Part of a data file:

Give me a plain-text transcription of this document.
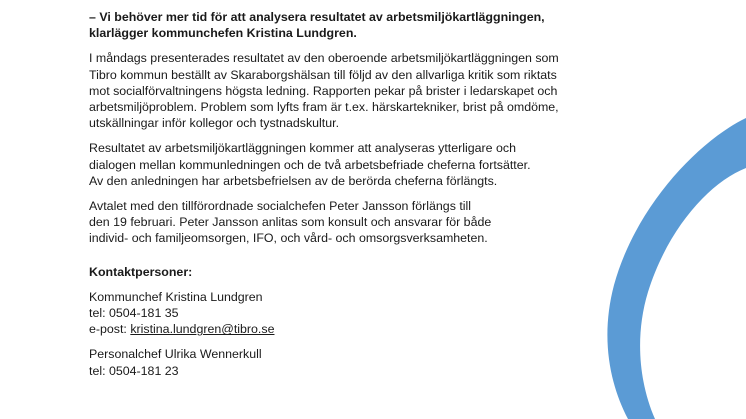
– Vi behöver mer tid för att analysera resultatet av arbetsmiljökartläggningen,
klarlägger kommunchefen Kristina Lundgren.

I måndags presenterades resultatet av den oberoende arbetsmiljökartläggningen som
Tibro kommun beställt av Skaraborgshälsan till följd av den allvarliga kritik som riktats
mot socialförvaltningens högsta ledning. Rapporten pekar på brister i ledarskapet och
arbetsmiljöproblem. Problem som lyfts fram är t.ex. härskartekniker, brist på omdöme,
utskällningar inför kollegor och tystnadskultur.

Resultatet av arbetsmiljökartläggningen kommer att analyseras ytterligare och
dialogen mellan kommunledningen och de två arbetsbefriade cheferna fortsätter.
Av den anledningen har arbetsbefrielsen av de berörda cheferna förlängts.

Avtalet med den tillförordnade socialchefen Peter Jansson förlängs till
den 19 februari. Peter Jansson anlitas som konsult och ansvarar för både
individ- och familjeomsorgen, IFO, och vård- och omsorgsverksamheten.

Kontaktpersoner:

Kommunchef Kristina Lundgren
tel: 0504-181 35
e-post: kristina.lundgren@tibro.se
Personalchef Ulrika Wennerkull
tel: 0504-181 23
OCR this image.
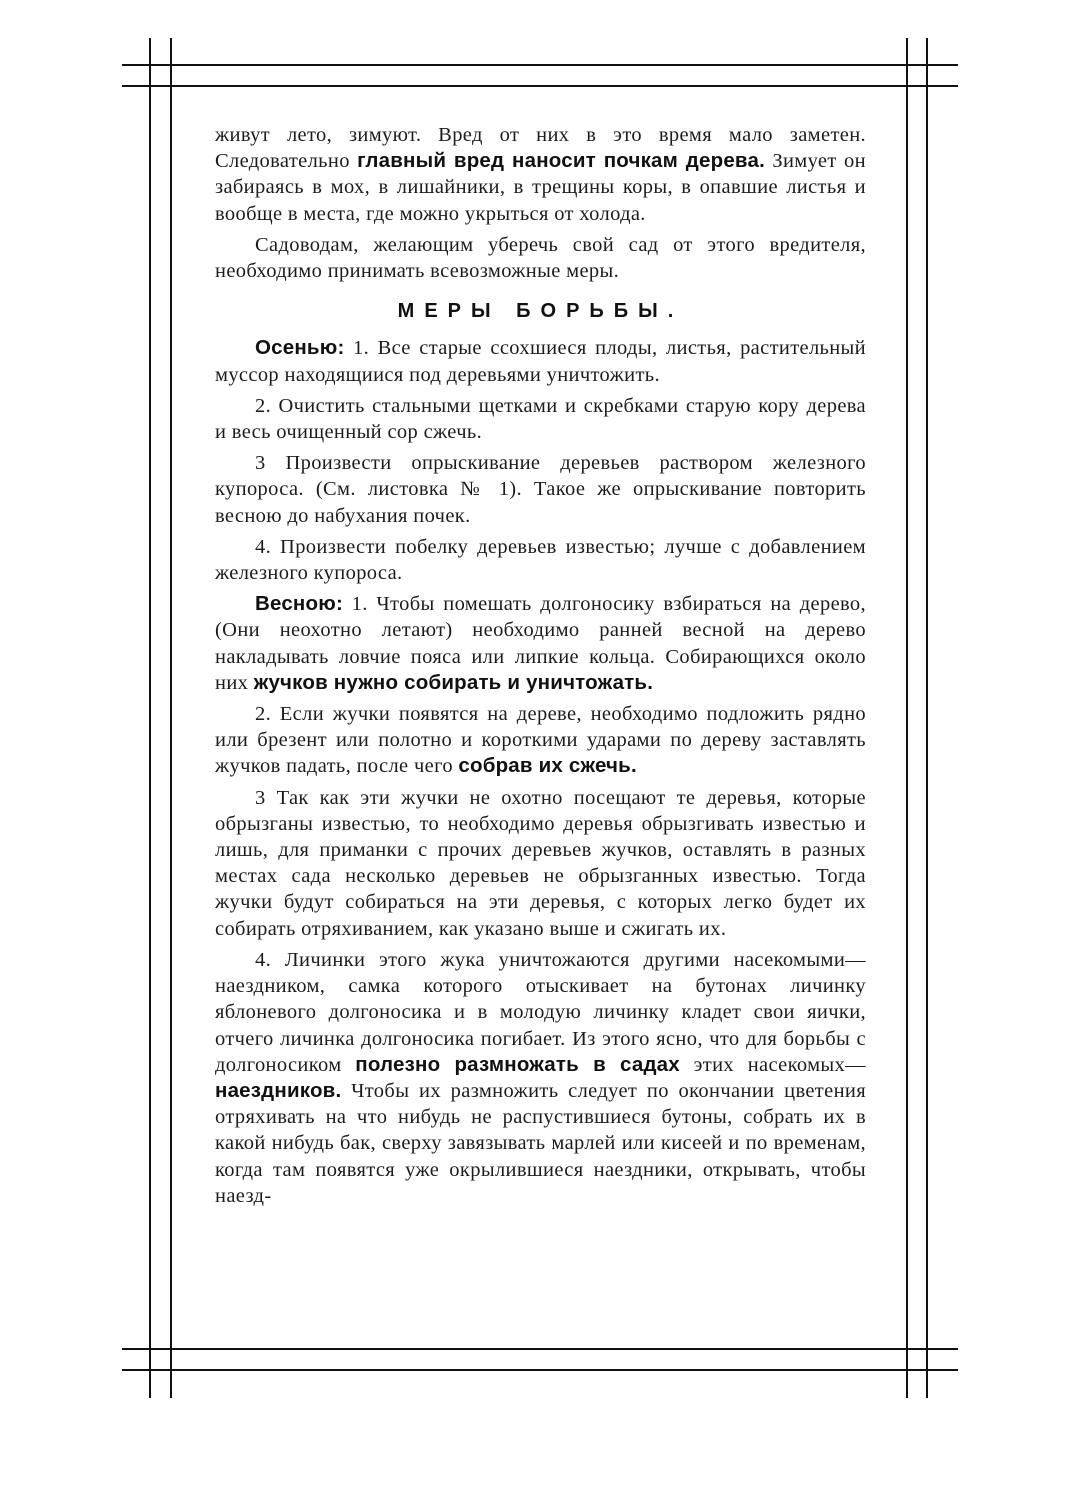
живут лето, зимуют. Вред от них в это время мало заметен. Следовательно главный вред наносит почкам дерева. Зимует он забираясь в мох, в лишайники, в трещины коры, в опавшие листья и вообще в места, где можно укрыться от холода.

Садоводам, желающим уберечь свой сад от этого вредителя, необходимо принимать всевозможные меры.

МЕРЫ БОРЬБЫ.

Осенью: 1. Все старые ссохшиеся плоды, листья, растительный муссор находящиися под деревьями уничтожить.

2. Очистить стальными щетками и скребками старую кору дерева и весь очищенный сор сжечь.

3 Произвести опрыскивание деревьев раствором железного купороса. (См. листовка № 1). Такое же опрыскивание повторить весною до набухания почек.

4. Произвести побелку деревьев известью; лучше с добавлением железного купороса.

Весною: 1. Чтобы помешать долгоносику взбираться на дерево, (Они неохотно летают) необходимо ранней весной на дерево накладывать ловчие пояса или липкие кольца. Собирающихся около них жучков нужно собирать и уничтожать.

2. Если жучки появятся на дереве, необходимо подложить рядно или брезент или полотно и короткими ударами по дереву заставлять жучков падать, после чего собрав их сжечь.

3 Так как эти жучки не охотно посещают те деревья, которые обрызганы известью, то необходимо деревья обрызгивать известью и лишь, для приманки с прочих деревьев жучков, оставлять в разных местах сада несколько деревьев не обрызганных известью. Тогда жучки будут собираться на эти деревья, с которых легко будет их собирать отряхиванием, как указано выше и сжигать их.

4. Личинки этого жука уничтожаются другими насекомыми—наездником, самка которого отыскивает на бутонах личинку яблоневого долгоносика и в молодую личинку кладет свои яички, отчего личинка долгоносика погибает. Из этого ясно, что для борьбы с долгоносиком полезно размножать в садах этих насекомых—наездников. Чтобы их размножить следует по окончании цветения отряхивать на что нибудь не распустившиеся бутоны, собрать их в какой нибудь бак, сверху завязывать марлей или кисеей и по временам, когда там появятся уже окрылившиеся наездники, открывать, чтобы наезд-
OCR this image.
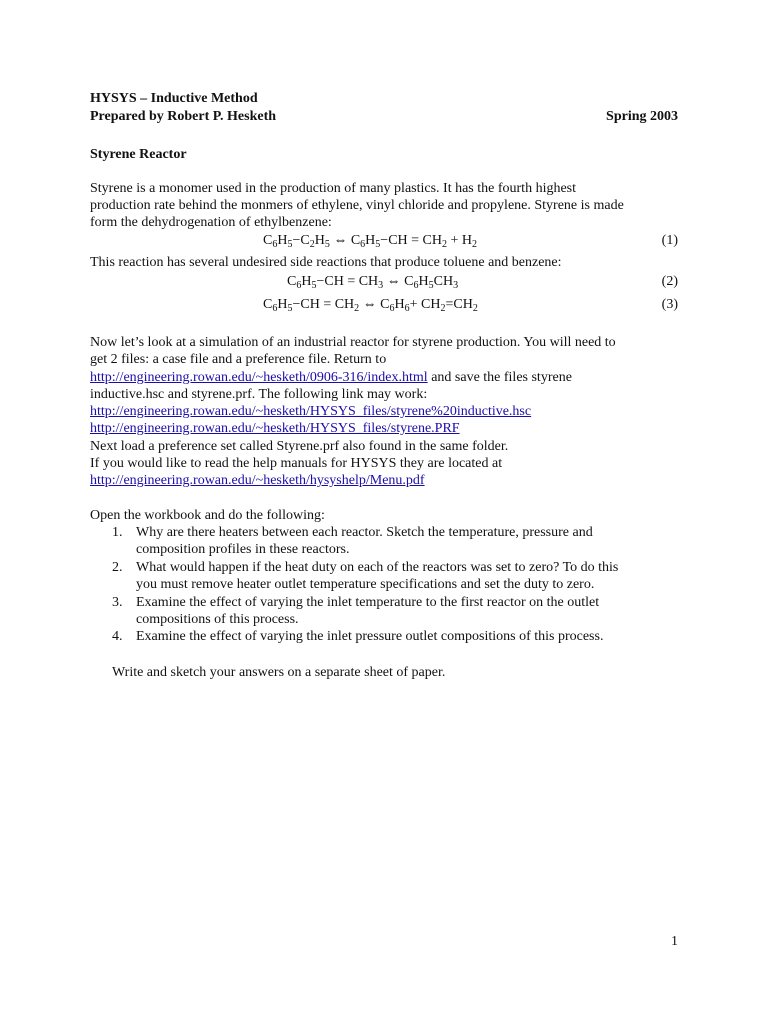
HYSYS – Inductive Method
Prepared by Robert P. Hesketh	Spring 2003
Styrene Reactor
Styrene is a monomer used in the production of many plastics. It has the fourth highest
production rate behind the monmers of ethylene, vinyl chloride and propylene. Styrene is made
form the dehydrogenation of ethylbenzene:
$C_6H_5-C_2H_5$ ⇔ $C_6H_5-CH = CH_2 + H_2$	(1)
This reaction has several undesired side reactions that produce toluene and benzene:
$C_6H_5-CH = CH_3$ ⇔ $C_6H_5CH_3$	(2)
$C_6H_5-CH = CH_2$ ⇔ $C_6H_6+ CH_2=CH_2$	(3)
Now let’s look at a simulation of an industrial reactor for styrene production. You will need to
get 2 files: a case file and a preference file. Return to
http://engineering.rowan.edu/~hesketh/0906-316/index.html and save the files styrene
inductive.hsc and styrene.prf. The following link may work:
http://engineering.rowan.edu/~hesketh/HYSYS_files/styrene%20inductive.hsc
http://engineering.rowan.edu/~hesketh/HYSYS_files/styrene.PRF
Next load a preference set called Styrene.prf also found in the same folder.
If you would like to read the help manuals for HYSYS they are located at
http://engineering.rowan.edu/~hesketh/hysyshelp/Menu.pdf
Open the workbook and do the following:
1. Why are there heaters between each reactor. Sketch the temperature, pressure and
composition profiles in these reactors.
2. What would happen if the heat duty on each of the reactors was set to zero? To do this
you must remove heater outlet temperature specifications and set the duty to zero.
3. Examine the effect of varying the inlet temperature to the first reactor on the outlet
compositions of this process.
4. Examine the effect of varying the inlet pressure outlet compositions of this process.
Write and sketch your answers on a separate sheet of paper.
1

What is needed:
Lines that hold the word "temperature" are the ones to return, every one of them.

Output of the exercise:
1. Why are there heaters between each reactor. Sketch the temperature, pressure and
you must remove heater outlet temperature specifications and set the duty to zero.
3. Examine the effect of varying the inlet temperature to the first reactor on the outlet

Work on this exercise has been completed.